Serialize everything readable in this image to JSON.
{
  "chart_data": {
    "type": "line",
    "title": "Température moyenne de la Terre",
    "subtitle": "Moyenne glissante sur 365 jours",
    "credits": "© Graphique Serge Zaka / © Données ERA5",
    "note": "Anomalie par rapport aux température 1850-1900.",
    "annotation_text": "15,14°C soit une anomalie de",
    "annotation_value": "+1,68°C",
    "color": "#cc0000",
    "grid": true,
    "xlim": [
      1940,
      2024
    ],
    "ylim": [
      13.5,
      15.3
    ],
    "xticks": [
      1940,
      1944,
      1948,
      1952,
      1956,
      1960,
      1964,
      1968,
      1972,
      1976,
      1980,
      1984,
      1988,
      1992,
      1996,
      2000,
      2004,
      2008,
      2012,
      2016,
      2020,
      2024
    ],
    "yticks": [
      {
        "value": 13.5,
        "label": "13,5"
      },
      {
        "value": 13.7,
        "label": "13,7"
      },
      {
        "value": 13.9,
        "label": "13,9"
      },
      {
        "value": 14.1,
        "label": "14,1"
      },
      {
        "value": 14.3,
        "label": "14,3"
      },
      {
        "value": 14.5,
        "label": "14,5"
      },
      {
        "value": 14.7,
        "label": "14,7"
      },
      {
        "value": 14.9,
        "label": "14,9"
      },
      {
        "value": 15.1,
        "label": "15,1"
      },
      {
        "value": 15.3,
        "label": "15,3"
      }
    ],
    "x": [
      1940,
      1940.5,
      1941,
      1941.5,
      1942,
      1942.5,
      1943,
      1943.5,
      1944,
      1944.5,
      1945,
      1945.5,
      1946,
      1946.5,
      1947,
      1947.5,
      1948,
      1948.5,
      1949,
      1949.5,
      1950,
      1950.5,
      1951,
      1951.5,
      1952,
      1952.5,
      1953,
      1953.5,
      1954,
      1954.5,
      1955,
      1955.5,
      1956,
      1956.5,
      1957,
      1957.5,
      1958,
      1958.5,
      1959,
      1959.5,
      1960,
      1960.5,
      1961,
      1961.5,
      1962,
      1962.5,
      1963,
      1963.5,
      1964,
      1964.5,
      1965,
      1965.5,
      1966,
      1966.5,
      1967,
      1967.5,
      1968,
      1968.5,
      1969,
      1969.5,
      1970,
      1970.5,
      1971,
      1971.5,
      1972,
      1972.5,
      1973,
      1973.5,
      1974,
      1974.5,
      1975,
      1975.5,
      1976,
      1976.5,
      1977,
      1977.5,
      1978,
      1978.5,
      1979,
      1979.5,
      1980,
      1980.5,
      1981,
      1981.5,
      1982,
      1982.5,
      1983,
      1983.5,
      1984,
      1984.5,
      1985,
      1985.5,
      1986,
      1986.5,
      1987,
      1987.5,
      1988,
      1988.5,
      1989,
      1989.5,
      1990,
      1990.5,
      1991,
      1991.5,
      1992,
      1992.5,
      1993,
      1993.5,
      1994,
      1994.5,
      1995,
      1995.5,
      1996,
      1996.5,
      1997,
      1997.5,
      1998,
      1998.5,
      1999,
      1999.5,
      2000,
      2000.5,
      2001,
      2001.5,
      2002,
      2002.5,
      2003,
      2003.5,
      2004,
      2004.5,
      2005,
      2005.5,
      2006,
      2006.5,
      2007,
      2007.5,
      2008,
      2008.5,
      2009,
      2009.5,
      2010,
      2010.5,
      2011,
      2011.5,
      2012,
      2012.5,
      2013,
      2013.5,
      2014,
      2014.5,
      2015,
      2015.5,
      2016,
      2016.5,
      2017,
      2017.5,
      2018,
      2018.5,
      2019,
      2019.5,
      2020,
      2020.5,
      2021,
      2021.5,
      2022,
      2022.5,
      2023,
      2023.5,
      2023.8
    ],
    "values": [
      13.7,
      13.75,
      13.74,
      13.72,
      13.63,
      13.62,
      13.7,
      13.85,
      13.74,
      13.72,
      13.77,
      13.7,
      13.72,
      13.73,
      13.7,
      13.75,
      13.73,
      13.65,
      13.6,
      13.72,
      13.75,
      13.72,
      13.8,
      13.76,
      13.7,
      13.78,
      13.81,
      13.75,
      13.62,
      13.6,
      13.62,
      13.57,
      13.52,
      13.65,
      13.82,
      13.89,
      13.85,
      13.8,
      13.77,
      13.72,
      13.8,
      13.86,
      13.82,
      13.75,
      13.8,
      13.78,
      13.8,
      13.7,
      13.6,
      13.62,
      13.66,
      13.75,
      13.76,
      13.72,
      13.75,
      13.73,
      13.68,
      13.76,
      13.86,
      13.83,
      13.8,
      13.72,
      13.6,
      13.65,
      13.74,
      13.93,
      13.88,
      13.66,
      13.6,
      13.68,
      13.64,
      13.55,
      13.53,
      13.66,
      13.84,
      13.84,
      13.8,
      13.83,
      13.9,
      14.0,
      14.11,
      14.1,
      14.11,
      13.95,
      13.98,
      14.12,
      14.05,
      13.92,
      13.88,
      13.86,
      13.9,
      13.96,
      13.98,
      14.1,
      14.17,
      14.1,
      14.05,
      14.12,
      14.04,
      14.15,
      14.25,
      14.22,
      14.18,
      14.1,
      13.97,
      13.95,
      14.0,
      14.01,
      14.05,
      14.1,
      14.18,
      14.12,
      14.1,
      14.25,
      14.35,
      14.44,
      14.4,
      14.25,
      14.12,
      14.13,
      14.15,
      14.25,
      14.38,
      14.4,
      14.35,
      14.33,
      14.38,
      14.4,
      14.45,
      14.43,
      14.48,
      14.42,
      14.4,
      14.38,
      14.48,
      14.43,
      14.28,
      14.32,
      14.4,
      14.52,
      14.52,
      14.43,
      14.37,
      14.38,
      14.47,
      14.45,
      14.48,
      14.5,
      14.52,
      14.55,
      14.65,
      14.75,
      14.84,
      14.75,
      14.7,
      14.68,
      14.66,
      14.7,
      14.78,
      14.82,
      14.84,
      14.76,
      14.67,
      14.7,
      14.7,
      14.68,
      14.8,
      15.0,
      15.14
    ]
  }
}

Do this → Locate all lines that include the word "label" and copy them out.

Answer to this problem →
        "label": "13,5"
        "label": "13,7"
        "label": "13,9"
        "label": "14,1"
        "label": "14,3"
        "label": "14,5"
        "label": "14,7"
        "label": "14,9"
        "label": "15,1"
        "label": "15,3"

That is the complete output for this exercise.